→ **The problem**: Extract every line of the records below and reproduce each one verbatim.

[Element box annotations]
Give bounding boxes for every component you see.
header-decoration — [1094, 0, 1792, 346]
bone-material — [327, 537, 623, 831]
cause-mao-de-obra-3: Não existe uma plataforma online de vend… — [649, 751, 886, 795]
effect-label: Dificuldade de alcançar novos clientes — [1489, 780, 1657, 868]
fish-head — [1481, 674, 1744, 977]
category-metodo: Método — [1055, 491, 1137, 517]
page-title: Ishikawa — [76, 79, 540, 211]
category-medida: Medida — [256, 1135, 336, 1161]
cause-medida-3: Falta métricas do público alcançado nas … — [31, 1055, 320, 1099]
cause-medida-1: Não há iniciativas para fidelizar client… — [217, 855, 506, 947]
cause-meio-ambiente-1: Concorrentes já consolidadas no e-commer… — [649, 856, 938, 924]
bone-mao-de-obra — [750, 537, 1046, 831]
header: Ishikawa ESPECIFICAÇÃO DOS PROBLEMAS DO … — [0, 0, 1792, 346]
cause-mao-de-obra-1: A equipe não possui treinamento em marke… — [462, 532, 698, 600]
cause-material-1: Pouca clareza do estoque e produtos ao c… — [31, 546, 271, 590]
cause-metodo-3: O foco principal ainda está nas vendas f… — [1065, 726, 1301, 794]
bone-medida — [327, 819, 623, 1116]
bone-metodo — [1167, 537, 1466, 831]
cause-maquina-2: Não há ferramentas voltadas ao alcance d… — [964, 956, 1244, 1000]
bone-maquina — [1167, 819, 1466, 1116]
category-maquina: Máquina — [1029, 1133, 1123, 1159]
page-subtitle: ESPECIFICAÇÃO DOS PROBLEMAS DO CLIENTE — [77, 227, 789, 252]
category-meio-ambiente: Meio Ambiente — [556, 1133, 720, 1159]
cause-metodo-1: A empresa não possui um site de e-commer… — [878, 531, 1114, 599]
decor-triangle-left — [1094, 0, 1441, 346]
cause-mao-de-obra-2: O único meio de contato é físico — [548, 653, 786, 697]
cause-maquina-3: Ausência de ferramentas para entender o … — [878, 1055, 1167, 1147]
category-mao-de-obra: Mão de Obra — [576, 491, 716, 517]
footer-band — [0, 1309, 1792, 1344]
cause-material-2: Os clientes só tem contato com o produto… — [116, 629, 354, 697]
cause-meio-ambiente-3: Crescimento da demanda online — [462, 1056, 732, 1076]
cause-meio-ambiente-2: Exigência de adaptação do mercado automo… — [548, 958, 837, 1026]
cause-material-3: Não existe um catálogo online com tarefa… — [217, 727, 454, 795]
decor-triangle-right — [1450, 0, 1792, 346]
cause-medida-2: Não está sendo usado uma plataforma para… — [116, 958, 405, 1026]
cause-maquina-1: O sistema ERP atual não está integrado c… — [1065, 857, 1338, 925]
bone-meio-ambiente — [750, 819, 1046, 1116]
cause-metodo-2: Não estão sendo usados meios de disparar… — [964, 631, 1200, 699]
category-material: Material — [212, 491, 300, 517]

→ **Solution to this task**:
Give bounding boxes for every component you see.
header-decoration — [1094, 0, 1792, 346]
bone-material — [327, 537, 623, 831]
cause-mao-de-obra-3: Não existe uma plataforma online de vend… — [649, 751, 886, 795]
effect-label: Dificuldade de alcançar novos clientes — [1489, 780, 1657, 868]
fish-head — [1481, 674, 1744, 977]
category-metodo: Método — [1055, 491, 1137, 517]
page-title: Ishikawa — [76, 79, 540, 211]
category-medida: Medida — [256, 1135, 336, 1161]
cause-medida-3: Falta métricas do público alcançado nas … — [31, 1055, 320, 1099]
cause-medida-1: Não há iniciativas para fidelizar client… — [217, 855, 506, 947]
cause-meio-ambiente-1: Concorrentes já consolidadas no e-commer… — [649, 856, 938, 924]
bone-mao-de-obra — [750, 537, 1046, 831]
header: Ishikawa ESPECIFICAÇÃO DOS PROBLEMAS DO … — [0, 0, 1792, 346]
cause-mao-de-obra-1: A equipe não possui treinamento em marke… — [462, 532, 698, 600]
cause-material-1: Pouca clareza do estoque e produtos ao c… — [31, 546, 271, 590]
cause-metodo-3: O foco principal ainda está nas vendas f… — [1065, 726, 1301, 794]
bone-medida — [327, 819, 623, 1116]
bone-metodo — [1167, 537, 1466, 831]
cause-maquina-2: Não há ferramentas voltadas ao alcance d… — [964, 956, 1244, 1000]
bone-maquina — [1167, 819, 1466, 1116]
category-maquina: Máquina — [1029, 1133, 1123, 1159]
page-subtitle: ESPECIFICAÇÃO DOS PROBLEMAS DO CLIENTE — [77, 227, 789, 252]
category-meio-ambiente: Meio Ambiente — [556, 1133, 720, 1159]
cause-metodo-1: A empresa não possui um site de e-commer… — [878, 531, 1114, 599]
decor-triangle-left — [1094, 0, 1441, 346]
cause-mao-de-obra-2: O único meio de contato é físico — [548, 653, 786, 697]
cause-maquina-3: Ausência de ferramentas para entender o … — [878, 1055, 1167, 1147]
category-mao-de-obra: Mão de Obra — [576, 491, 716, 517]
footer-band — [0, 1309, 1792, 1344]
cause-material-2: Os clientes só tem contato com o produto… — [116, 629, 354, 697]
cause-meio-ambiente-3: Crescimento da demanda online — [462, 1056, 732, 1076]
cause-meio-ambiente-2: Exigência de adaptação do mercado automo… — [548, 958, 837, 1026]
cause-material-3: Não existe um catálogo online com tarefa… — [217, 727, 454, 795]
decor-triangle-right — [1450, 0, 1792, 346]
cause-medida-2: Não está sendo usado uma plataforma para… — [116, 958, 405, 1026]
cause-maquina-1: O sistema ERP atual não está integrado c… — [1065, 857, 1338, 925]
bone-meio-ambiente — [750, 819, 1046, 1116]
cause-metodo-2: Não estão sendo usados meios de disparar… — [964, 631, 1200, 699]
category-material: Material — [212, 491, 300, 517]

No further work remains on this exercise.